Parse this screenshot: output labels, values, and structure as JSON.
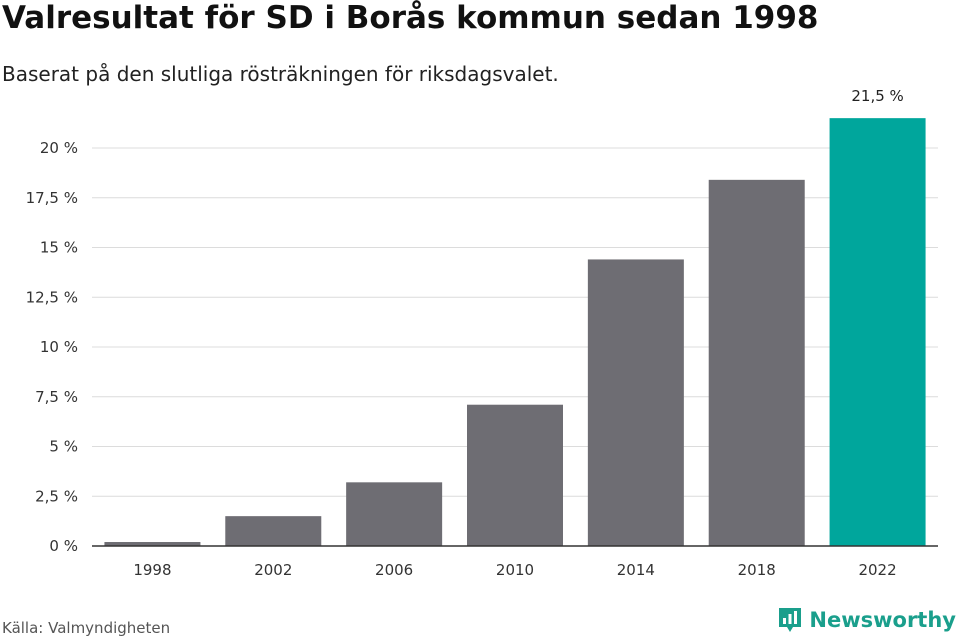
{
  "title": "Valresultat för SD i Borås kommun sedan 1998",
  "subtitle": "Baserat på den slutliga rösträkningen för riksdagsvalet.",
  "source": "Källa: Valmyndigheten",
  "brand": {
    "name": "Newsworthy",
    "icon": "newsworthy-logo-icon",
    "color": "#1a9f8c"
  },
  "colors": {
    "bar": "#6e6d73",
    "highlight": "#00a69c",
    "grid": "#dcdcdc",
    "axis": "#333333"
  },
  "chart_data": {
    "type": "bar",
    "title": "Valresultat för SD i Borås kommun sedan 1998",
    "xlabel": "",
    "ylabel": "",
    "categories": [
      "1998",
      "2002",
      "2006",
      "2010",
      "2014",
      "2018",
      "2022"
    ],
    "values": [
      0.2,
      1.5,
      3.2,
      7.1,
      14.4,
      18.4,
      21.5
    ],
    "ylim": [
      0,
      21.5
    ],
    "yticks": [
      0,
      2.5,
      5,
      7.5,
      10,
      12.5,
      15,
      17.5,
      20
    ],
    "ytick_labels": [
      "0 %",
      "2,5 %",
      "5 %",
      "7,5 %",
      "10 %",
      "12,5 %",
      "15 %",
      "17,5 %",
      "20 %"
    ],
    "highlight_index": 6,
    "data_labels": [
      {
        "index": 6,
        "text": "21,5 %"
      }
    ],
    "grid": true
  }
}
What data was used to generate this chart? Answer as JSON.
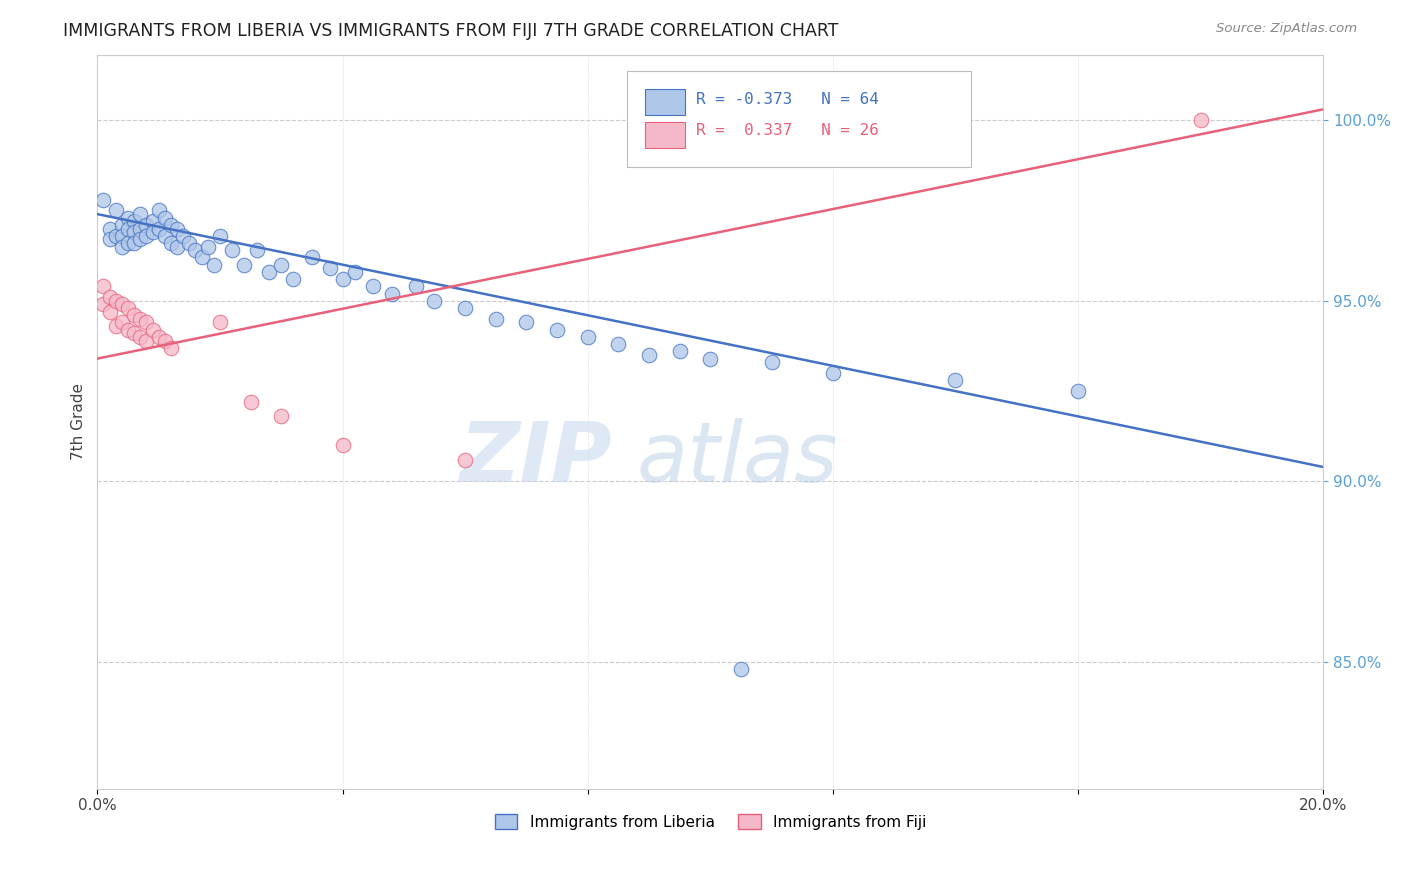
{
  "title": "IMMIGRANTS FROM LIBERIA VS IMMIGRANTS FROM FIJI 7TH GRADE CORRELATION CHART",
  "source": "Source: ZipAtlas.com",
  "ylabel_label": "7th Grade",
  "xlim": [
    0.0,
    0.2
  ],
  "ylim": [
    0.815,
    1.018
  ],
  "xticks": [
    0.0,
    0.04,
    0.08,
    0.12,
    0.16,
    0.2
  ],
  "ytick_positions_right": [
    1.0,
    0.95,
    0.9,
    0.85
  ],
  "ytick_labels_right": [
    "100.0%",
    "95.0%",
    "90.0%",
    "85.0%"
  ],
  "blue_R": -0.373,
  "blue_N": 64,
  "pink_R": 0.337,
  "pink_N": 26,
  "blue_color": "#aec6e8",
  "pink_color": "#f5b8c8",
  "blue_line_color": "#4472c4",
  "pink_line_color": "#e8607a",
  "legend_blue_label": "Immigrants from Liberia",
  "legend_pink_label": "Immigrants from Fiji",
  "blue_x": [
    0.001,
    0.002,
    0.002,
    0.003,
    0.003,
    0.004,
    0.004,
    0.004,
    0.005,
    0.005,
    0.005,
    0.006,
    0.006,
    0.006,
    0.007,
    0.007,
    0.007,
    0.008,
    0.008,
    0.009,
    0.009,
    0.01,
    0.01,
    0.011,
    0.011,
    0.012,
    0.012,
    0.013,
    0.013,
    0.014,
    0.015,
    0.016,
    0.017,
    0.018,
    0.019,
    0.02,
    0.022,
    0.024,
    0.026,
    0.028,
    0.03,
    0.032,
    0.035,
    0.038,
    0.04,
    0.042,
    0.045,
    0.048,
    0.052,
    0.055,
    0.06,
    0.065,
    0.07,
    0.075,
    0.08,
    0.085,
    0.09,
    0.095,
    0.1,
    0.11,
    0.12,
    0.14,
    0.16,
    0.105
  ],
  "blue_y": [
    0.978,
    0.97,
    0.967,
    0.968,
    0.975,
    0.971,
    0.968,
    0.965,
    0.973,
    0.97,
    0.966,
    0.972,
    0.969,
    0.966,
    0.974,
    0.97,
    0.967,
    0.971,
    0.968,
    0.972,
    0.969,
    0.975,
    0.97,
    0.973,
    0.968,
    0.971,
    0.966,
    0.97,
    0.965,
    0.968,
    0.966,
    0.964,
    0.962,
    0.965,
    0.96,
    0.968,
    0.964,
    0.96,
    0.964,
    0.958,
    0.96,
    0.956,
    0.962,
    0.959,
    0.956,
    0.958,
    0.954,
    0.952,
    0.954,
    0.95,
    0.948,
    0.945,
    0.944,
    0.942,
    0.94,
    0.938,
    0.935,
    0.936,
    0.934,
    0.933,
    0.93,
    0.928,
    0.925,
    0.848
  ],
  "pink_x": [
    0.001,
    0.001,
    0.002,
    0.002,
    0.003,
    0.003,
    0.004,
    0.004,
    0.005,
    0.005,
    0.006,
    0.006,
    0.007,
    0.007,
    0.008,
    0.008,
    0.009,
    0.01,
    0.011,
    0.012,
    0.02,
    0.025,
    0.03,
    0.04,
    0.06,
    0.18
  ],
  "pink_y": [
    0.954,
    0.949,
    0.951,
    0.947,
    0.95,
    0.943,
    0.949,
    0.944,
    0.948,
    0.942,
    0.946,
    0.941,
    0.945,
    0.94,
    0.944,
    0.939,
    0.942,
    0.94,
    0.939,
    0.937,
    0.944,
    0.922,
    0.918,
    0.91,
    0.906,
    1.0
  ],
  "blue_line_x0": 0.0,
  "blue_line_y0": 0.974,
  "blue_line_x1": 0.2,
  "blue_line_y1": 0.904,
  "pink_line_x0": 0.0,
  "pink_line_y0": 0.934,
  "pink_line_x1": 0.2,
  "pink_line_y1": 1.003,
  "watermark_zip": "ZIP",
  "watermark_atlas": "atlas",
  "background_color": "#ffffff",
  "grid_color": "#cccccc"
}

--------------------------------

Write out the listing above exactly as it stands, pictures excluded.

## Solution to this task
Parse this screenshot: output labels, values, and structure as JSON.
{
  "title": "Valresultat för SD i Borås kommun sedan 1998",
  "subtitle": "Baserat på den slutliga rösträkningen för riksdagsvalet.",
  "source": "Källa: Valmyndigheten",
  "brand": {
    "name": "Newsworthy",
    "icon": "newsworthy-logo-icon",
    "color": "#1a9f8c"
  },
  "colors": {
    "bar": "#6e6d73",
    "highlight": "#00a69c",
    "grid": "#dcdcdc",
    "axis": "#333333"
  },
  "chart_data": {
    "type": "bar",
    "title": "Valresultat för SD i Borås kommun sedan 1998",
    "xlabel": "",
    "ylabel": "",
    "categories": [
      "1998",
      "2002",
      "2006",
      "2010",
      "2014",
      "2018",
      "2022"
    ],
    "values": [
      0.2,
      1.5,
      3.2,
      7.1,
      14.4,
      18.4,
      21.5
    ],
    "ylim": [
      0,
      21.5
    ],
    "yticks": [
      0,
      2.5,
      5,
      7.5,
      10,
      12.5,
      15,
      17.5,
      20
    ],
    "ytick_labels": [
      "0 %",
      "2,5 %",
      "5 %",
      "7,5 %",
      "10 %",
      "12,5 %",
      "15 %",
      "17,5 %",
      "20 %"
    ],
    "highlight_index": 6,
    "data_labels": [
      {
        "index": 6,
        "text": "21,5 %"
      }
    ],
    "grid": true
  }
}
What data was used to generate this chart? Answer as JSON.
{
  "title": "IMMIGRANTS FROM LIBERIA VS IMMIGRANTS FROM FIJI 7TH GRADE CORRELATION CHART",
  "source": "Source: ZipAtlas.com",
  "ylabel_label": "7th Grade",
  "xlim": [
    0.0,
    0.2
  ],
  "ylim": [
    0.815,
    1.018
  ],
  "xticks": [
    0.0,
    0.04,
    0.08,
    0.12,
    0.16,
    0.2
  ],
  "ytick_positions_right": [
    1.0,
    0.95,
    0.9,
    0.85
  ],
  "ytick_labels_right": [
    "100.0%",
    "95.0%",
    "90.0%",
    "85.0%"
  ],
  "blue_R": -0.373,
  "blue_N": 64,
  "pink_R": 0.337,
  "pink_N": 26,
  "blue_color": "#aec6e8",
  "pink_color": "#f5b8c8",
  "blue_line_color": "#4472c4",
  "pink_line_color": "#e8607a",
  "legend_blue_label": "Immigrants from Liberia",
  "legend_pink_label": "Immigrants from Fiji",
  "blue_x": [
    0.001,
    0.002,
    0.002,
    0.003,
    0.003,
    0.004,
    0.004,
    0.004,
    0.005,
    0.005,
    0.005,
    0.006,
    0.006,
    0.006,
    0.007,
    0.007,
    0.007,
    0.008,
    0.008,
    0.009,
    0.009,
    0.01,
    0.01,
    0.011,
    0.011,
    0.012,
    0.012,
    0.013,
    0.013,
    0.014,
    0.015,
    0.016,
    0.017,
    0.018,
    0.019,
    0.02,
    0.022,
    0.024,
    0.026,
    0.028,
    0.03,
    0.032,
    0.035,
    0.038,
    0.04,
    0.042,
    0.045,
    0.048,
    0.052,
    0.055,
    0.06,
    0.065,
    0.07,
    0.075,
    0.08,
    0.085,
    0.09,
    0.095,
    0.1,
    0.11,
    0.12,
    0.14,
    0.16,
    0.105
  ],
  "blue_y": [
    0.978,
    0.97,
    0.967,
    0.968,
    0.975,
    0.971,
    0.968,
    0.965,
    0.973,
    0.97,
    0.966,
    0.972,
    0.969,
    0.966,
    0.974,
    0.97,
    0.967,
    0.971,
    0.968,
    0.972,
    0.969,
    0.975,
    0.97,
    0.973,
    0.968,
    0.971,
    0.966,
    0.97,
    0.965,
    0.968,
    0.966,
    0.964,
    0.962,
    0.965,
    0.96,
    0.968,
    0.964,
    0.96,
    0.964,
    0.958,
    0.96,
    0.956,
    0.962,
    0.959,
    0.956,
    0.958,
    0.954,
    0.952,
    0.954,
    0.95,
    0.948,
    0.945,
    0.944,
    0.942,
    0.94,
    0.938,
    0.935,
    0.936,
    0.934,
    0.933,
    0.93,
    0.928,
    0.925,
    0.848
  ],
  "pink_x": [
    0.001,
    0.001,
    0.002,
    0.002,
    0.003,
    0.003,
    0.004,
    0.004,
    0.005,
    0.005,
    0.006,
    0.006,
    0.007,
    0.007,
    0.008,
    0.008,
    0.009,
    0.01,
    0.011,
    0.012,
    0.02,
    0.025,
    0.03,
    0.04,
    0.06,
    0.18
  ],
  "pink_y": [
    0.954,
    0.949,
    0.951,
    0.947,
    0.95,
    0.943,
    0.949,
    0.944,
    0.948,
    0.942,
    0.946,
    0.941,
    0.945,
    0.94,
    0.944,
    0.939,
    0.942,
    0.94,
    0.939,
    0.937,
    0.944,
    0.922,
    0.918,
    0.91,
    0.906,
    1.0
  ],
  "blue_line_x0": 0.0,
  "blue_line_y0": 0.974,
  "blue_line_x1": 0.2,
  "blue_line_y1": 0.904,
  "pink_line_x0": 0.0,
  "pink_line_y0": 0.934,
  "pink_line_x1": 0.2,
  "pink_line_y1": 1.003,
  "watermark_zip": "ZIP",
  "watermark_atlas": "atlas",
  "background_color": "#ffffff",
  "grid_color": "#cccccc"
}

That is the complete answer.